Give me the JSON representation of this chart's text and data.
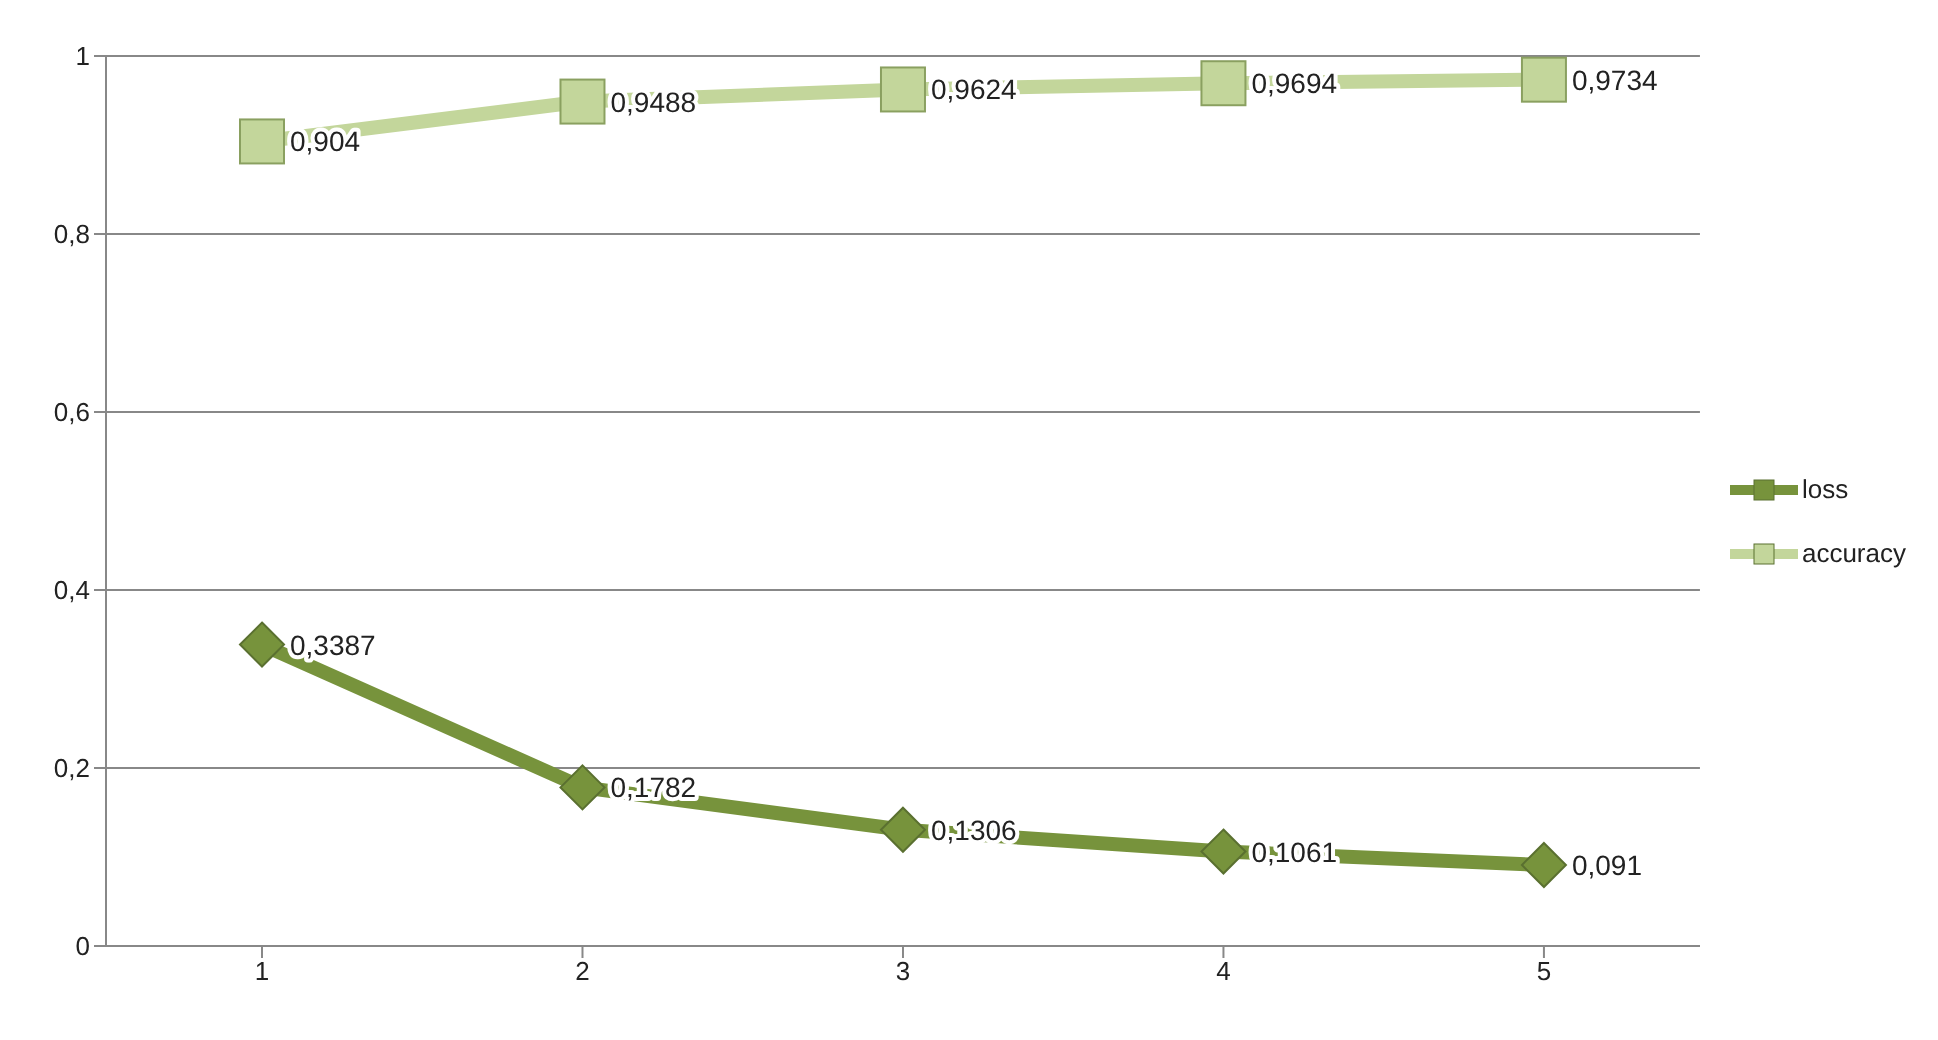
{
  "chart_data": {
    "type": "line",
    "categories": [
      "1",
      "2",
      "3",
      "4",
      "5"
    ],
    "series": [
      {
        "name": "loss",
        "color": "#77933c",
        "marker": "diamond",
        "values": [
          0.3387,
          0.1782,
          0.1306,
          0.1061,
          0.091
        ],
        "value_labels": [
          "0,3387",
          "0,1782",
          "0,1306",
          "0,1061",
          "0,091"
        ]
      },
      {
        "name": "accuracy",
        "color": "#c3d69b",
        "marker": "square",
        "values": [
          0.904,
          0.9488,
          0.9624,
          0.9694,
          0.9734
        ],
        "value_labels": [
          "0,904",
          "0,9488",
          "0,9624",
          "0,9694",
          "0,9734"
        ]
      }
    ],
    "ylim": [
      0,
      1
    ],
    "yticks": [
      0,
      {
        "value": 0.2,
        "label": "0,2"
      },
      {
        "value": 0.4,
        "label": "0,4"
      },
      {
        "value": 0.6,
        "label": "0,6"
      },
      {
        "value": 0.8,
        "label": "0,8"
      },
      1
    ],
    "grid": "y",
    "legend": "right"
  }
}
- - -
■ Your goal:
Reproduce the listing above exactly, excluding all pictures.

■ Exercise answer:
Give me the JSON representation of this chart's text and data.
{
  "chart_data": {
    "type": "line",
    "categories": [
      "1",
      "2",
      "3",
      "4",
      "5"
    ],
    "series": [
      {
        "name": "loss",
        "color": "#77933c",
        "marker": "diamond",
        "values": [
          0.3387,
          0.1782,
          0.1306,
          0.1061,
          0.091
        ],
        "value_labels": [
          "0,3387",
          "0,1782",
          "0,1306",
          "0,1061",
          "0,091"
        ]
      },
      {
        "name": "accuracy",
        "color": "#c3d69b",
        "marker": "square",
        "values": [
          0.904,
          0.9488,
          0.9624,
          0.9694,
          0.9734
        ],
        "value_labels": [
          "0,904",
          "0,9488",
          "0,9624",
          "0,9694",
          "0,9734"
        ]
      }
    ],
    "ylim": [
      0,
      1
    ],
    "yticks": [
      0,
      {
        "value": 0.2,
        "label": "0,2"
      },
      {
        "value": 0.4,
        "label": "0,4"
      },
      {
        "value": 0.6,
        "label": "0,6"
      },
      {
        "value": 0.8,
        "label": "0,8"
      },
      1
    ],
    "grid": "y",
    "legend": "right"
  }
}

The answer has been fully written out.